Switch every "dot-leader" in the material below to "dotted-leader" and write out all the lines again with nothing else changed. Leave the pictures out of your answer.

**** Extracted data ****

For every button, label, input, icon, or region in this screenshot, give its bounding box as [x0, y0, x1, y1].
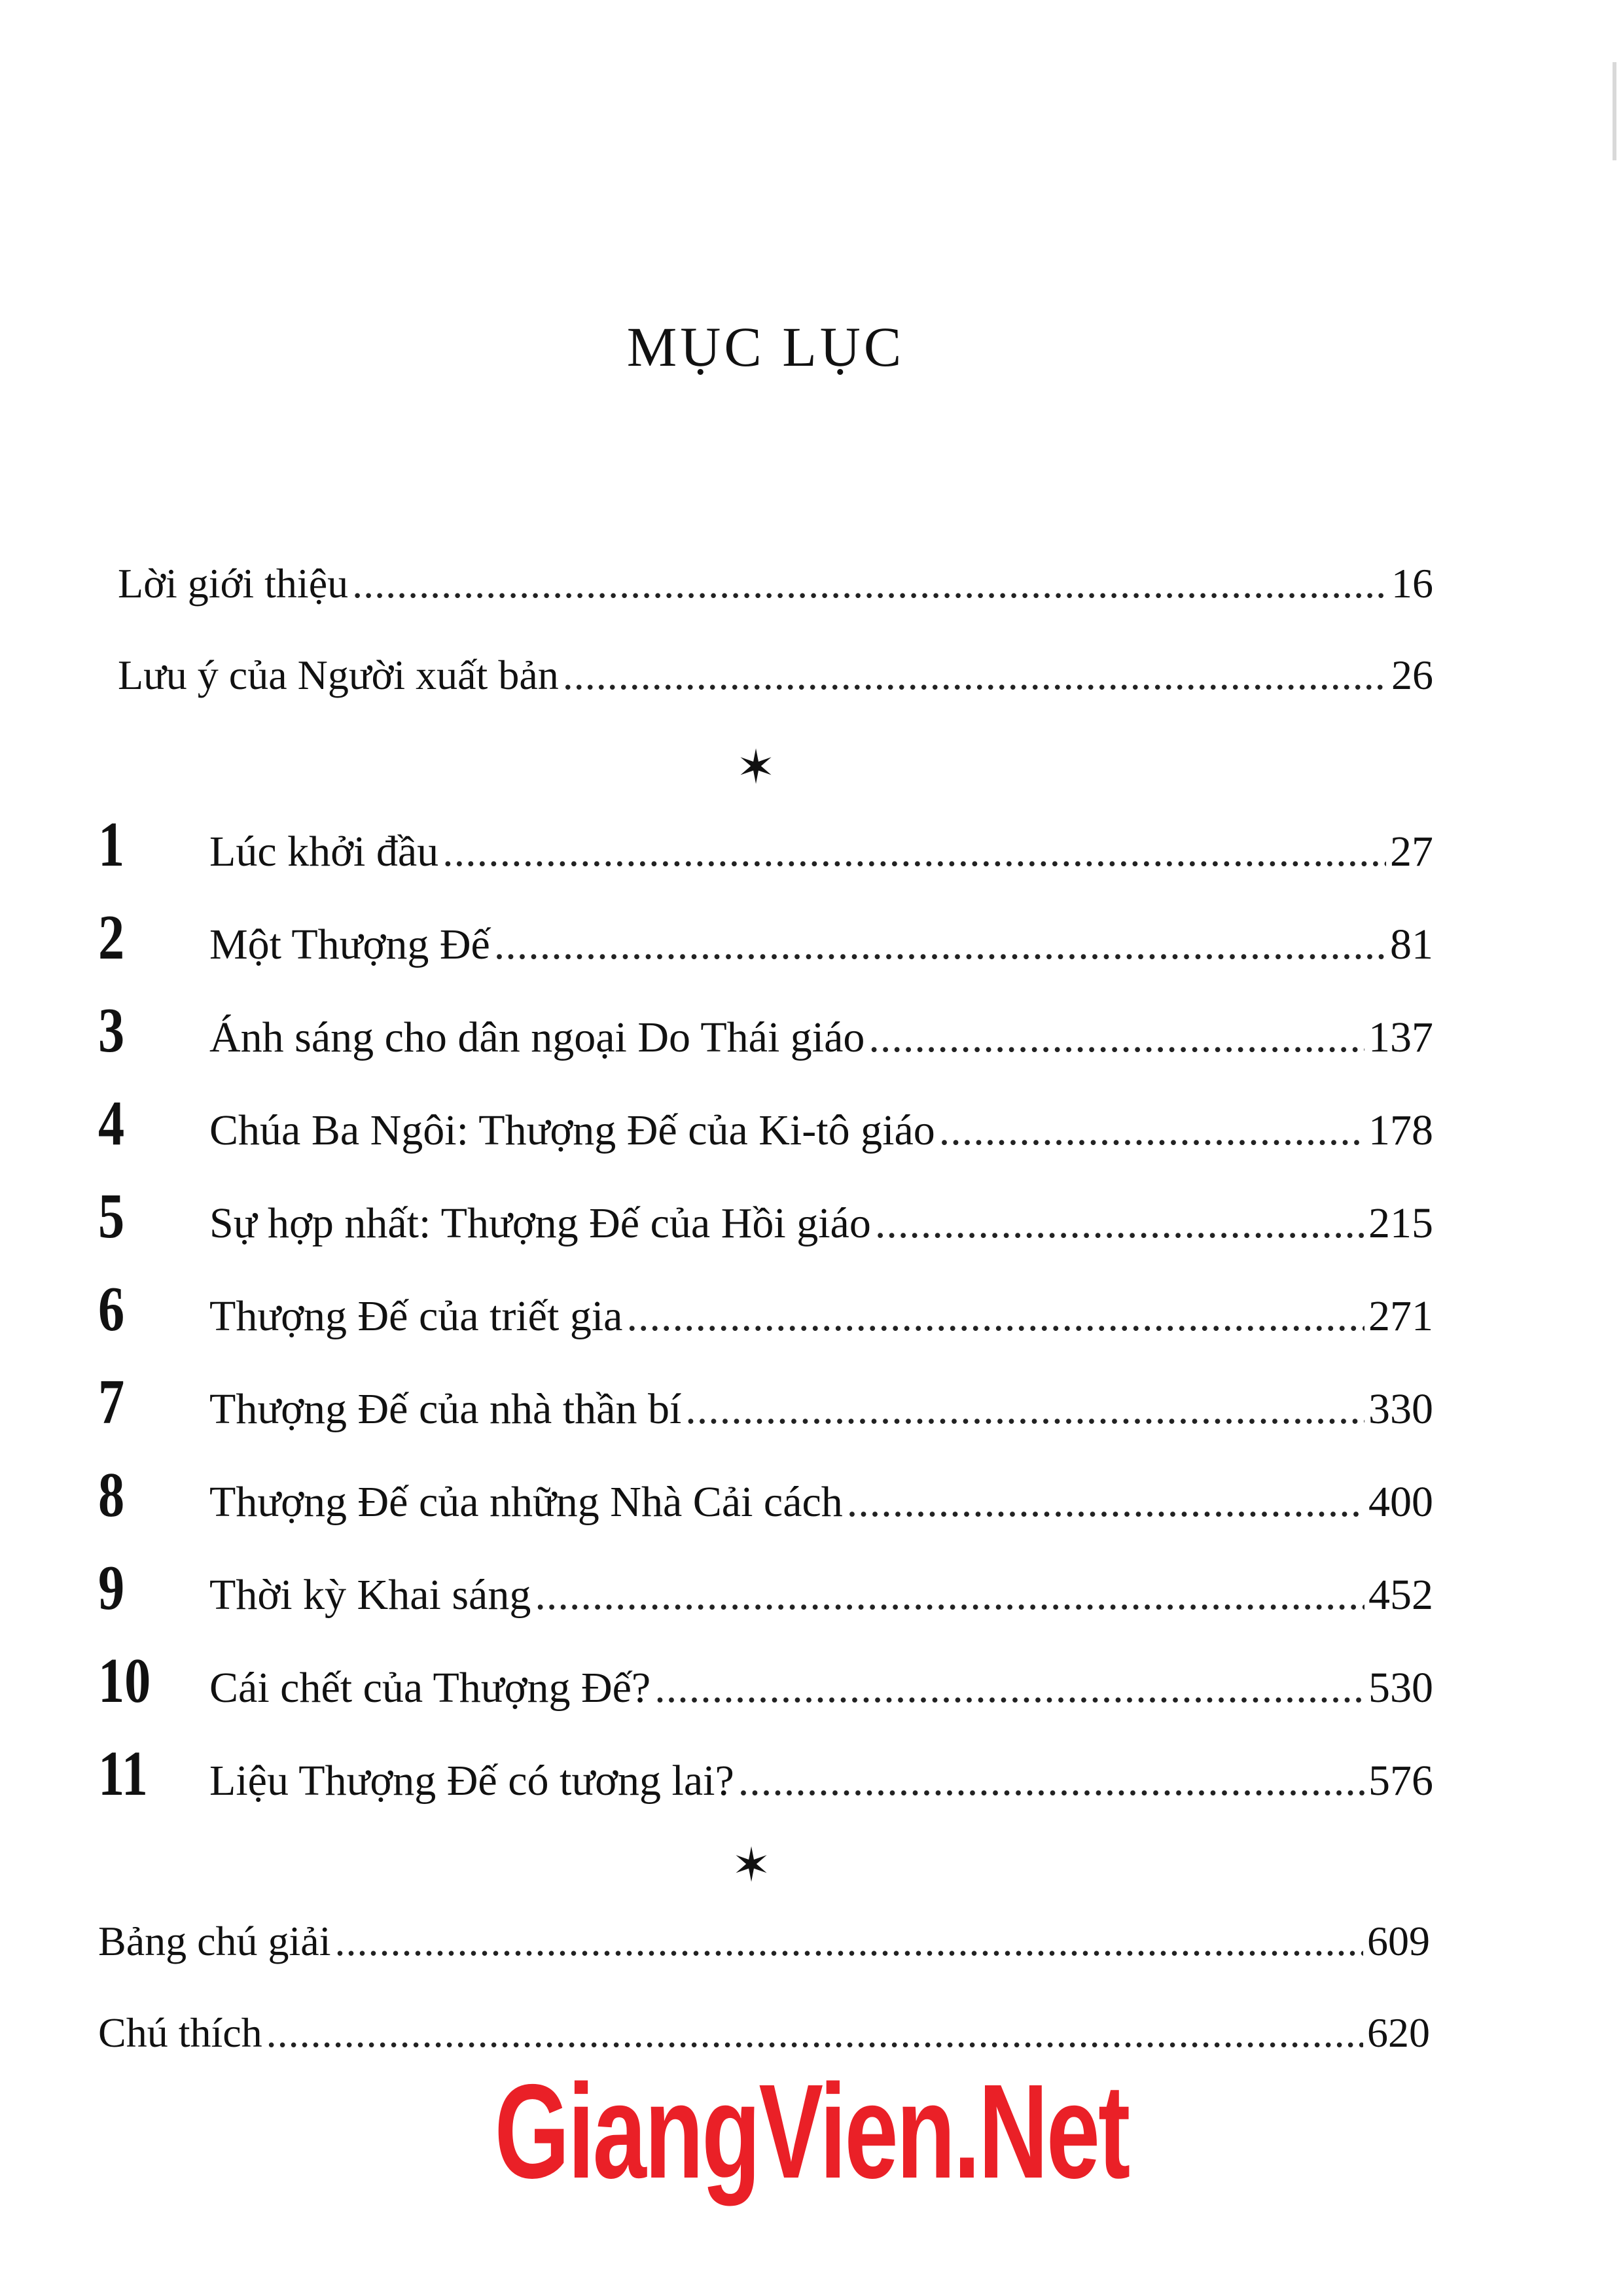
watermark-logo: GiangVien.Net — [494, 2057, 1129, 2206]
chapter-number: 4 — [98, 1088, 125, 1159]
chapter-page: 27 — [1390, 828, 1433, 875]
separator-star: ✶ — [736, 739, 776, 794]
chapter-page: 530 — [1368, 1664, 1433, 1712]
toc-chapter-7[interactable] — [98, 1366, 1433, 1438]
dot-leader — [352, 559, 1387, 608]
chapter-number: 8 — [98, 1460, 125, 1530]
entry-page: 609 — [1367, 1918, 1430, 1964]
dot-leader — [626, 1292, 1364, 1341]
chapter-page: 215 — [1368, 1199, 1433, 1247]
entry-label: Chú thích — [98, 2009, 262, 2056]
chapter-number: 10 — [98, 1646, 151, 1716]
dot-leader — [334, 1917, 1363, 1966]
entry-page: 16 — [1391, 560, 1433, 607]
chapter-number: 7 — [98, 1367, 125, 1438]
toc-chapter-8[interactable] — [98, 1458, 1433, 1530]
chapter-title: Thời kỳ Khai sáng — [209, 1571, 531, 1619]
chapter-title: Liệu Thượng Đế có tương lai? — [209, 1757, 734, 1805]
dot-leader — [685, 1385, 1364, 1434]
chapter-title: Thượng Đế của triết gia — [209, 1292, 623, 1340]
dot-leader — [535, 1570, 1364, 1620]
entry-page: 620 — [1367, 2009, 1430, 2056]
chapter-page: 576 — [1368, 1757, 1433, 1805]
dot-leader — [654, 1663, 1364, 1713]
chapter-number: 5 — [98, 1181, 125, 1252]
dot-leader — [847, 1477, 1364, 1527]
dot-leader — [563, 651, 1387, 699]
dot-leader — [738, 1756, 1364, 1806]
chapter-title: Sự hợp nhất: Thượng Đế của Hồi giáo — [209, 1199, 871, 1247]
separator-star: ✶ — [731, 1837, 772, 1892]
entry-label: Lưu ý của Người xuất bản — [118, 652, 559, 698]
chapter-page: 178 — [1368, 1106, 1433, 1154]
chapter-page: 271 — [1368, 1292, 1433, 1340]
dot-leader — [494, 920, 1386, 970]
entry-page: 26 — [1391, 652, 1433, 698]
dot-leader — [939, 1106, 1364, 1156]
chapter-number: 11 — [98, 1739, 148, 1809]
toc-entry-publisher-note[interactable] — [118, 651, 1433, 699]
entry-label: Lời giới thiệu — [118, 560, 349, 607]
chapter-title: Cái chết của Thượng Đế? — [209, 1664, 651, 1712]
toc-entry-glossary[interactable] — [98, 1917, 1430, 1966]
chapter-title: Một Thượng Đế — [209, 921, 490, 968]
toc-chapter-1[interactable] — [98, 808, 1433, 880]
toc-entry-introduction[interactable] — [118, 559, 1433, 608]
chapter-number: 2 — [98, 902, 125, 973]
chapter-page: 452 — [1368, 1571, 1433, 1619]
entry-label: Bảng chú giải — [98, 1918, 331, 1964]
toc-chapter-10[interactable] — [98, 1644, 1433, 1716]
toc-chapter-11[interactable] — [98, 1737, 1433, 1809]
dot-leader — [442, 827, 1386, 877]
toc-chapter-2[interactable] — [98, 901, 1433, 973]
chapter-title: Ánh sáng cho dân ngoại Do Thái giáo — [209, 1014, 865, 1061]
chapter-number: 6 — [98, 1274, 125, 1345]
dot-leader — [266, 2009, 1363, 2057]
chapter-title: Chúa Ba Ngôi: Thượng Đế của Ki-tô giáo — [209, 1106, 935, 1154]
chapter-number: 9 — [98, 1553, 125, 1623]
chapter-title: Thượng Đế của nhà thần bí — [209, 1385, 682, 1433]
page-title: MỤC LỤC — [626, 315, 905, 378]
toc-chapter-5[interactable] — [98, 1180, 1433, 1252]
chapter-title: Lúc khởi đầu — [209, 828, 439, 875]
toc-chapter-3[interactable] — [98, 994, 1433, 1066]
page-edge-mark — [1613, 62, 1616, 160]
chapter-page: 81 — [1390, 921, 1433, 968]
chapter-page: 330 — [1368, 1385, 1433, 1433]
toc-chapter-4[interactable] — [98, 1087, 1433, 1159]
chapter-page: 400 — [1368, 1478, 1433, 1526]
dot-leader — [875, 1199, 1364, 1248]
chapter-page: 137 — [1368, 1014, 1433, 1061]
toc-chapter-9[interactable] — [98, 1551, 1433, 1623]
toc-entry-notes[interactable] — [98, 2009, 1430, 2057]
chapter-title: Thượng Đế của những Nhà Cải cách — [209, 1478, 843, 1526]
chapter-number: 3 — [98, 995, 125, 1066]
toc-chapter-6[interactable] — [98, 1273, 1433, 1345]
chapter-number: 1 — [98, 809, 125, 880]
dot-leader — [868, 1013, 1364, 1063]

****

→ **Task result**
For every button, label, input, icon, or region in this screenshot, give its bounding box as [x0, y0, x1, y1].
watermark-logo: GiangVien.Net — [494, 2057, 1129, 2206]
chapter-number: 4 — [98, 1088, 125, 1159]
chapter-page: 27 — [1390, 828, 1433, 875]
separator-star: ✶ — [736, 739, 776, 794]
chapter-page: 530 — [1368, 1664, 1433, 1712]
toc-chapter-7[interactable] — [98, 1366, 1433, 1438]
dotted-leader — [352, 559, 1387, 608]
chapter-number: 8 — [98, 1460, 125, 1530]
entry-page: 609 — [1367, 1918, 1430, 1964]
dotted-leader — [626, 1292, 1364, 1341]
chapter-page: 215 — [1368, 1199, 1433, 1247]
entry-label: Chú thích — [98, 2009, 262, 2056]
chapter-number: 10 — [98, 1646, 151, 1716]
dotted-leader — [334, 1917, 1363, 1966]
entry-page: 16 — [1391, 560, 1433, 607]
chapter-number: 7 — [98, 1367, 125, 1438]
toc-chapter-8[interactable] — [98, 1458, 1433, 1530]
chapter-title: Thời kỳ Khai sáng — [209, 1571, 531, 1619]
chapter-title: Liệu Thượng Đế có tương lai? — [209, 1757, 734, 1805]
dotted-leader — [685, 1385, 1364, 1434]
chapter-title: Thượng Đế của triết gia — [209, 1292, 623, 1340]
dotted-leader — [535, 1570, 1364, 1620]
entry-page: 620 — [1367, 2009, 1430, 2056]
chapter-page: 576 — [1368, 1757, 1433, 1805]
dotted-leader — [654, 1663, 1364, 1713]
chapter-number: 5 — [98, 1181, 125, 1252]
dotted-leader — [847, 1477, 1364, 1527]
dotted-leader — [563, 651, 1387, 699]
dotted-leader — [738, 1756, 1364, 1806]
chapter-title: Sự hợp nhất: Thượng Đế của Hồi giáo — [209, 1199, 871, 1247]
separator-star: ✶ — [731, 1837, 772, 1892]
entry-label: Lưu ý của Người xuất bản — [118, 652, 559, 698]
chapter-page: 178 — [1368, 1106, 1433, 1154]
chapter-page: 271 — [1368, 1292, 1433, 1340]
dotted-leader — [494, 920, 1386, 970]
entry-page: 26 — [1391, 652, 1433, 698]
dotted-leader — [939, 1106, 1364, 1156]
chapter-number: 11 — [98, 1739, 148, 1809]
toc-entry-publisher-note[interactable] — [118, 651, 1433, 699]
entry-label: Lời giới thiệu — [118, 560, 349, 607]
chapter-title: Cái chết của Thượng Đế? — [209, 1664, 651, 1712]
toc-entry-glossary[interactable] — [98, 1917, 1430, 1966]
chapter-title: Một Thượng Đế — [209, 921, 490, 968]
toc-chapter-1[interactable] — [98, 808, 1433, 880]
toc-entry-introduction[interactable] — [118, 559, 1433, 608]
chapter-number: 2 — [98, 902, 125, 973]
chapter-page: 452 — [1368, 1571, 1433, 1619]
entry-label: Bảng chú giải — [98, 1918, 331, 1964]
toc-chapter-10[interactable] — [98, 1644, 1433, 1716]
toc-chapter-11[interactable] — [98, 1737, 1433, 1809]
dotted-leader — [442, 827, 1386, 877]
toc-chapter-2[interactable] — [98, 901, 1433, 973]
chapter-title: Ánh sáng cho dân ngoại Do Thái giáo — [209, 1014, 865, 1061]
chapter-number: 6 — [98, 1274, 125, 1345]
dotted-leader — [266, 2009, 1363, 2057]
chapter-title: Chúa Ba Ngôi: Thượng Đế của Ki-tô giáo — [209, 1106, 935, 1154]
chapter-number: 9 — [98, 1553, 125, 1623]
chapter-title: Thượng Đế của nhà thần bí — [209, 1385, 682, 1433]
page-title: MỤC LỤC — [626, 315, 905, 378]
toc-chapter-5[interactable] — [98, 1180, 1433, 1252]
chapter-title: Lúc khởi đầu — [209, 828, 439, 875]
toc-chapter-3[interactable] — [98, 994, 1433, 1066]
page-edge-mark — [1613, 62, 1616, 160]
chapter-page: 81 — [1390, 921, 1433, 968]
chapter-page: 330 — [1368, 1385, 1433, 1433]
toc-chapter-4[interactable] — [98, 1087, 1433, 1159]
chapter-page: 400 — [1368, 1478, 1433, 1526]
dotted-leader — [875, 1199, 1364, 1248]
chapter-page: 137 — [1368, 1014, 1433, 1061]
toc-chapter-9[interactable] — [98, 1551, 1433, 1623]
toc-entry-notes[interactable] — [98, 2009, 1430, 2057]
chapter-title: Thượng Đế của những Nhà Cải cách — [209, 1478, 843, 1526]
chapter-number: 3 — [98, 995, 125, 1066]
toc-chapter-6[interactable] — [98, 1273, 1433, 1345]
chapter-number: 1 — [98, 809, 125, 880]
dotted-leader — [868, 1013, 1364, 1063]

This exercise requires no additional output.